== Dataset content

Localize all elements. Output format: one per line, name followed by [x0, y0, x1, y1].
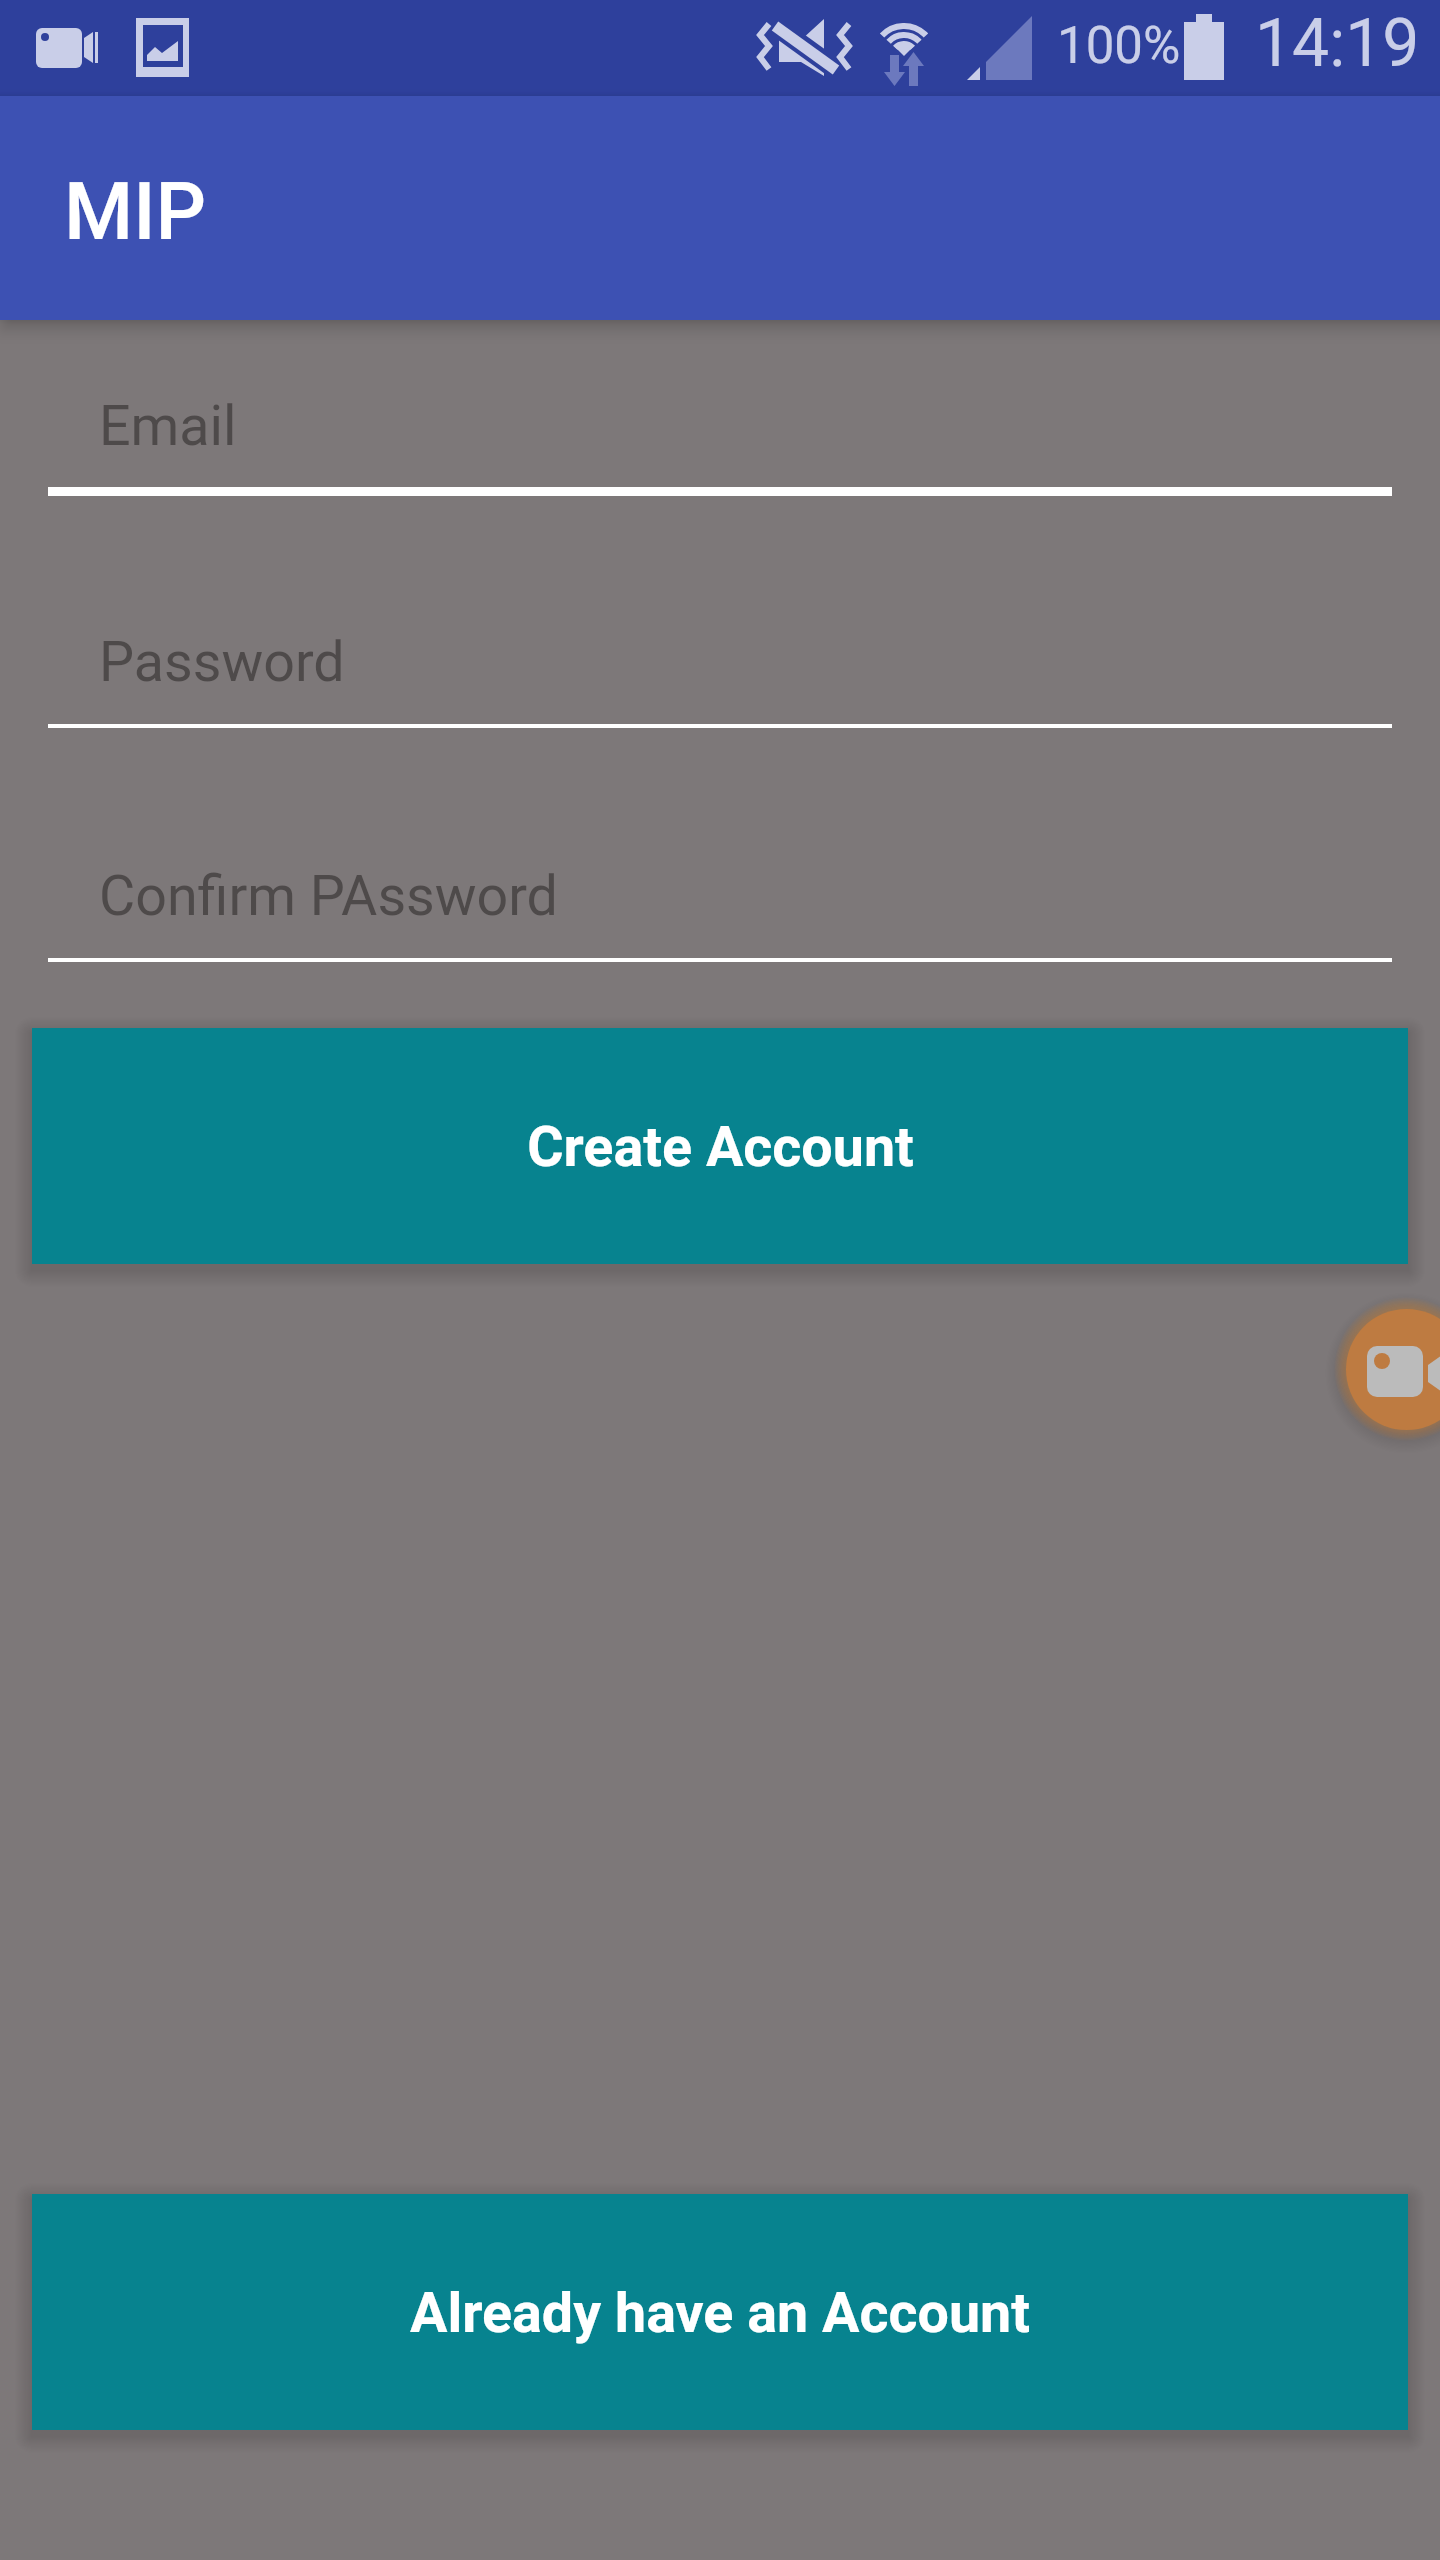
staticText: Password — [99, 629, 345, 694]
button[interactable]: Confirm PAssword — [48, 841, 1392, 962]
staticText: Email — [99, 393, 237, 458]
staticText: 100% — [1057, 16, 1181, 76]
staticText: Confirm PAssword — [99, 863, 558, 928]
button[interactable]: Password — [48, 607, 1392, 728]
button[interactable]: Email — [48, 371, 1392, 496]
staticText: MIP — [64, 166, 206, 259]
staticText: Already have an Account — [410, 2280, 1030, 2345]
button[interactable]: Create Account — [32, 1028, 1408, 1264]
button[interactable]: Start video call — [1346, 1309, 1440, 1430]
staticText: 14:19 — [1255, 5, 1420, 82]
button[interactable]: Already have an Account — [32, 2194, 1408, 2430]
staticText: Create Account — [527, 1114, 914, 1179]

====

#### What is asked:
Reproduce every line of the material above verbatim, leaving out the pictures.

#### Worked answer:
Localize all elements. Output format: one per line, name followed by [x0, y0, x1, y1].
staticText: Password — [99, 629, 345, 694]
button[interactable]: Confirm PAssword — [48, 841, 1392, 962]
staticText: Email — [99, 393, 237, 458]
staticText: 100% — [1057, 16, 1181, 76]
staticText: Confirm PAssword — [99, 863, 558, 928]
button[interactable]: Password — [48, 607, 1392, 728]
button[interactable]: Email — [48, 371, 1392, 496]
staticText: MIP — [64, 166, 206, 259]
staticText: Already have an Account — [410, 2280, 1030, 2345]
button[interactable]: Create Account — [32, 1028, 1408, 1264]
button[interactable]: Start video call — [1346, 1309, 1440, 1430]
staticText: 14:19 — [1255, 5, 1420, 82]
button[interactable]: Already have an Account — [32, 2194, 1408, 2430]
staticText: Create Account — [527, 1114, 914, 1179]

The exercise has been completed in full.